▸ **Your instructions**
Only lines holding the word "grid" should be copied from the material.

[Records contained in a dataset]
------

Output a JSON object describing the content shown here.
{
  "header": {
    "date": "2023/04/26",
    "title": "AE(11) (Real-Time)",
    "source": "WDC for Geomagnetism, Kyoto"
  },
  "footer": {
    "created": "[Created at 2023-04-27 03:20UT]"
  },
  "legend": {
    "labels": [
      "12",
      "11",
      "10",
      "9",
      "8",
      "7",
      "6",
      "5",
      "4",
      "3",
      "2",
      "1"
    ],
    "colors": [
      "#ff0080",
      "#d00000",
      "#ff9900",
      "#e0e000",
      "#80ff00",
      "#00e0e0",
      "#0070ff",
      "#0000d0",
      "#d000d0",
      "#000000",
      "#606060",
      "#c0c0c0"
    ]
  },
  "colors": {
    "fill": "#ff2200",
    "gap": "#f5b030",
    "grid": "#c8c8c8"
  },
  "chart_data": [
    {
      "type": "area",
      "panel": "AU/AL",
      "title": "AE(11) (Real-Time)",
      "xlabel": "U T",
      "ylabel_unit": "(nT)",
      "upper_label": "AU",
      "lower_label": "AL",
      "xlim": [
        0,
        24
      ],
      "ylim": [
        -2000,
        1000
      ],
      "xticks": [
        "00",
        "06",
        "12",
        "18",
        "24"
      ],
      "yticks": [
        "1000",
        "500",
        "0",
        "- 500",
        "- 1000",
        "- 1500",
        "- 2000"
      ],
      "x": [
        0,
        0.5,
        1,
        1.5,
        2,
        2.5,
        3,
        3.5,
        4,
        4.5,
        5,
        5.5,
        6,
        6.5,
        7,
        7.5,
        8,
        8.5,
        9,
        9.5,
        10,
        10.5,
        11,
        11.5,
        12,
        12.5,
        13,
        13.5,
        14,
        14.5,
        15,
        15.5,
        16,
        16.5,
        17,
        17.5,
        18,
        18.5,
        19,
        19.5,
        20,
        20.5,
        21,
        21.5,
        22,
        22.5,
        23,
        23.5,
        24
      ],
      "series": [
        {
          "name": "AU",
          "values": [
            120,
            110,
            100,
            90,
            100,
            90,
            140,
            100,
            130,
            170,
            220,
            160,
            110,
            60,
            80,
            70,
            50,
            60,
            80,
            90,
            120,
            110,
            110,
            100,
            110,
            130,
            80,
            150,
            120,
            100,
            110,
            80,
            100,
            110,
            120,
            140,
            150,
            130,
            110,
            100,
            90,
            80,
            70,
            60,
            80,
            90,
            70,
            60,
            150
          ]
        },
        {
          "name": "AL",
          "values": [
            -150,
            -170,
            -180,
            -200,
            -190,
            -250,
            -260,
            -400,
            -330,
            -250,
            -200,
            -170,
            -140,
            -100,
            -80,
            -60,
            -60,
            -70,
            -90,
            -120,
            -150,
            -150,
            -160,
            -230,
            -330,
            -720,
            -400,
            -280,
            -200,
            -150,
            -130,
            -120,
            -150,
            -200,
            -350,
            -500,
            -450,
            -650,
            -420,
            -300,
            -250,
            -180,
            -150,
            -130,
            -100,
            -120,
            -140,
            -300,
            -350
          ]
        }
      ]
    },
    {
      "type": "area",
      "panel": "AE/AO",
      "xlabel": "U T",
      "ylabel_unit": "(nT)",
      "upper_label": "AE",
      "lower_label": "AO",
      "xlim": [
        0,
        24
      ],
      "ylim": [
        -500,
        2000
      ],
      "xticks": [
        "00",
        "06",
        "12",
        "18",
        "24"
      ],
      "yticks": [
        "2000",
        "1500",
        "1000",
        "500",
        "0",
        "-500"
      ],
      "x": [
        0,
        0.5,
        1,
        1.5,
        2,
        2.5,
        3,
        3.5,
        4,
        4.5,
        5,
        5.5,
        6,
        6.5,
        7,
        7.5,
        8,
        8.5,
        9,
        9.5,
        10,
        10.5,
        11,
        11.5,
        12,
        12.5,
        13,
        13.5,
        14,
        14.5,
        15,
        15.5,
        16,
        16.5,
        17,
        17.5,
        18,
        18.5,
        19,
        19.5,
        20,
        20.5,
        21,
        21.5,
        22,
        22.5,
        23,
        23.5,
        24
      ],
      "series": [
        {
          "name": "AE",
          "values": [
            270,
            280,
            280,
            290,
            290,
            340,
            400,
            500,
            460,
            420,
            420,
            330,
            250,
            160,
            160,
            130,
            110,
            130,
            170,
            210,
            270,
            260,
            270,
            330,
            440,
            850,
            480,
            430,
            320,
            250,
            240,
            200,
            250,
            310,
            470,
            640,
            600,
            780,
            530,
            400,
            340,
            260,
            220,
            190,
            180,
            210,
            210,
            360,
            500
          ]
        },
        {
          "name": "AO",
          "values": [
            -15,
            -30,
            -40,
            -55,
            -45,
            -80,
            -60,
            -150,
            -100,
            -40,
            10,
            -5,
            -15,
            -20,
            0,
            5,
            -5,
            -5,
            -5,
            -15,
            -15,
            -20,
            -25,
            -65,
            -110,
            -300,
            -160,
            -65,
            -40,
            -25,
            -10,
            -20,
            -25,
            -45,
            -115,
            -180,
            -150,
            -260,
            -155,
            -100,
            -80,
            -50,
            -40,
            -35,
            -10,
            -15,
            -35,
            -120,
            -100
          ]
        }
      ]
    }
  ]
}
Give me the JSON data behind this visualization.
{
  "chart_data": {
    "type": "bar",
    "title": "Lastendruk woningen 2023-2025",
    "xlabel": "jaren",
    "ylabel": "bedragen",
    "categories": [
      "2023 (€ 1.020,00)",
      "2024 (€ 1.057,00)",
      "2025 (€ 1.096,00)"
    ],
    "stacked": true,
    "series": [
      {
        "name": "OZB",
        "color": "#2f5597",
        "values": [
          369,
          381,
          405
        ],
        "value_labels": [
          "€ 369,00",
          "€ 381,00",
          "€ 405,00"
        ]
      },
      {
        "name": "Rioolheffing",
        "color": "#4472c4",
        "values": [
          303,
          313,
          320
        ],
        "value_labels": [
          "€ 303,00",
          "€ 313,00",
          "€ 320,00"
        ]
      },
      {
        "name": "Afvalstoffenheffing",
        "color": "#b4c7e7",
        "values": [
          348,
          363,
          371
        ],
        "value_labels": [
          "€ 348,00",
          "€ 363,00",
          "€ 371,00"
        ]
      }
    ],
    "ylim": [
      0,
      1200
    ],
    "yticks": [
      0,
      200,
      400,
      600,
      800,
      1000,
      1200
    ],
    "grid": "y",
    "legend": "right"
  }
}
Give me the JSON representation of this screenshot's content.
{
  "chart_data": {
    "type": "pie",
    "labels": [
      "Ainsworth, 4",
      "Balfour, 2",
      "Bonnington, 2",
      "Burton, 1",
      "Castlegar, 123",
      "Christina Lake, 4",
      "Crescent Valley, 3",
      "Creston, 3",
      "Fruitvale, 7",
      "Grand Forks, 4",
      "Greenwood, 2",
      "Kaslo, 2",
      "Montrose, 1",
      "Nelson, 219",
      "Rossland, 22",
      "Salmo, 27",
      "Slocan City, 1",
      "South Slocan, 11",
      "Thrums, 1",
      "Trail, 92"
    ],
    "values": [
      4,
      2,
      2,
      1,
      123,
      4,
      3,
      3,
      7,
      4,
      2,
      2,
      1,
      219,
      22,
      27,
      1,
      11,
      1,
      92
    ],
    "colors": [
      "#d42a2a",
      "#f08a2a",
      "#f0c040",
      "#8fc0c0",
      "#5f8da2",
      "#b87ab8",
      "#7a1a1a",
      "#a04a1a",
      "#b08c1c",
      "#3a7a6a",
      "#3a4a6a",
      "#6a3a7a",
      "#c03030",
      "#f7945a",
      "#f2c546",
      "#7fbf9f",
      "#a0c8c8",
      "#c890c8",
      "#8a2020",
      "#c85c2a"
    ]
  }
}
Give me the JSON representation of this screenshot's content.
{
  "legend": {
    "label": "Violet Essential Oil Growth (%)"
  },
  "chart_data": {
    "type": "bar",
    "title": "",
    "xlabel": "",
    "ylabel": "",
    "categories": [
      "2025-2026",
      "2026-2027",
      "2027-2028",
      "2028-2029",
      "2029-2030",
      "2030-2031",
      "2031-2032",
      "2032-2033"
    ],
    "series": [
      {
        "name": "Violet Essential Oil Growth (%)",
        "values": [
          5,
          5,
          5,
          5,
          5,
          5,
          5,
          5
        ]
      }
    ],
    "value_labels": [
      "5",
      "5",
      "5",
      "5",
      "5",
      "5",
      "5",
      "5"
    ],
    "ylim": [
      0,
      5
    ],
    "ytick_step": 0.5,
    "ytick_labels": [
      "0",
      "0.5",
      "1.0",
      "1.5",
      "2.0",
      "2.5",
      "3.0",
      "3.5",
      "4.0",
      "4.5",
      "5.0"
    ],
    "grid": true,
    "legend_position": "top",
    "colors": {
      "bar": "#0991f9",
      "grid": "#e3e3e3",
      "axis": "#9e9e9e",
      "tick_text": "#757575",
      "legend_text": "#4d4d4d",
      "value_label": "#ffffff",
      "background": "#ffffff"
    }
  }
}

------

▸ **Complete response**
    "grid": "#c8c8c8"
    "grid": "y",
    "grid": true,
      "grid": "#e3e3e3",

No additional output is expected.